Dans le texte sur la stratégie maritime du Quad, sur quel concept repose l'approche attribuée à Julian Corbett ?

- Source -
-=-=-

Puis, lorsqu’il examine les réalités géopolitiques fondamentales de l’Asie dans son ouvrage, The Problem of Asia, publié en 1900, il identifie trois facteurs principaux :

  • La grande masse de la Chine et la force géopolitique latente « d’un territoire trop étroit pour les quatre cents millions de Chinois animés par un seul esprit et mus comme un seul homme » ([3]) ;
  • La lutte potentielle pour l’hégémonie dans la région d’Asie centrale. Ce dernier recommandait l’annexion d’Hawaï par les États-Unis afin d’assurer leur contrôle du Pacifique Nord ;
  • Le concept de flotte et la constitution de forces militaires à vocation défensive pour souligner le lien du contrôle militaire et commercial pour dominer les mers.

Cette réflexion a abouti au Quad. On y retrouve la primauté de la stratégie que Mahan préconisait en Asie. Mahan croyait beaucoup en une coalition entre les États-Unis et la Grande-Bretagne sur les mers comme facteur central de suprématie navale. Il aboutit à la conclusion que les pays devaient opérer la mise en place d’un système d’alliance maritime multilatéral dans le domaine de la protection des mers comme bien commun de l’humanité. La déclaration commune des leaders du Quad Spirit of the Quad, parue en mars 2021, évoquait ouvertement, la pertinence du moment face aux circonstances internationales de l’enjeu majeur du Quad que ce soit en matière politique ou militaire ([4]).

Venons-en à Julian Corbett, grand historien britannique, de la même période que Mahan. L’approche « corbetienne » s’appuie sur le concept de fleet in being, un ensemble de navires qui sans exercer de domination maritime dispose de base d’appui bien établie pour s’unir et défendre les détroits et autres points névralgiques de libre navigation. Une version moderne du Quad, où les États-Unis sont libres de patrouiller avec leurs alliés de l’Afrique à l’Asie du Nord-est. Indéniablement, le Quad de notre ère contemporaine rejoint les idées défendues par les tenants du concept de flotte (Mahan et Corbett) : conférant plus de cohésion aux alliances, à leur interopérabilité dans un dispositif en réseau opérationnel, de véritables hubs tactiques de coordination immédiate comme des plus lointaines pour un espace Indo-Pacifique libre et inclusif (FOIP).

Car il suffit de prendre une carte pour voir que, du détroit de Malacca au détroit de Taïwan, la géographie sert de point d’appui pour l’US Navy et ses alliés afin de maritimiser leur stratégie du Quad, laquelle porte aussi leurs ambitions, car le concept est global. Reconnaissons bien, que cet acquis américain de continuité dans ses options d’alliances bilatérales n’existe pas aujourd’hui et à l’évidence s’appuie historiquement sur des aspects incontestables : confiance mutuelle, valeurs partagées, coopération en temps de paix comme en temps de guerre.

-=-=-

- Données fournies -

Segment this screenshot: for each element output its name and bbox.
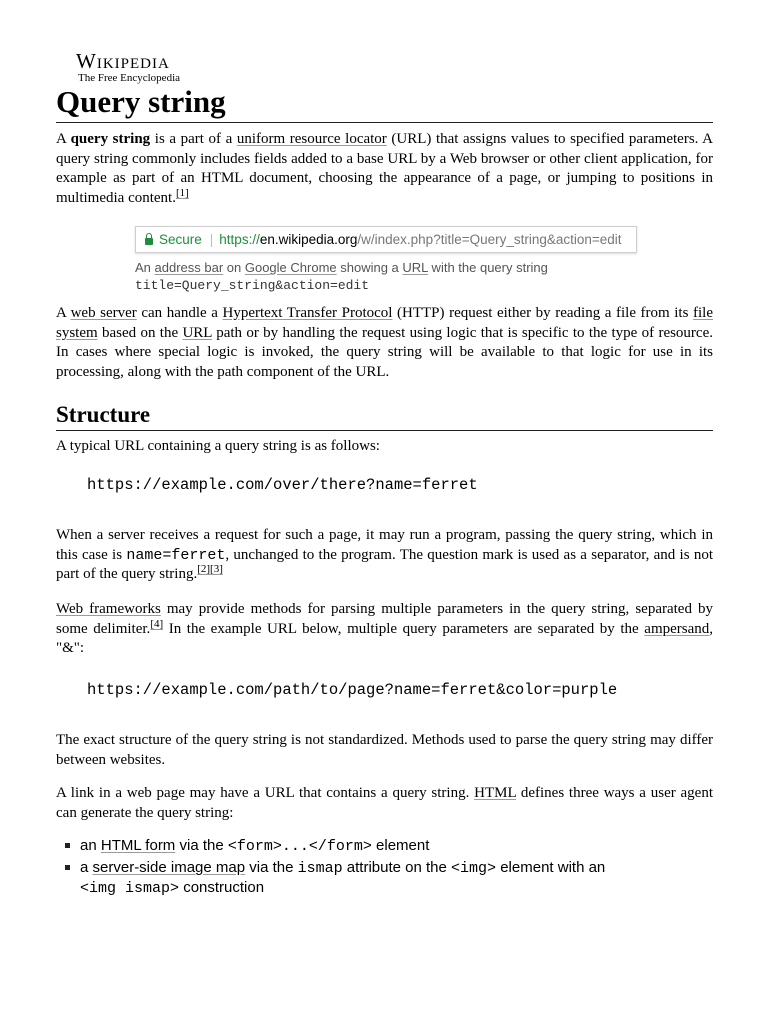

-=-=-

- Corrigé de l'exercice -
Elle repose sur le concept de fleet in being.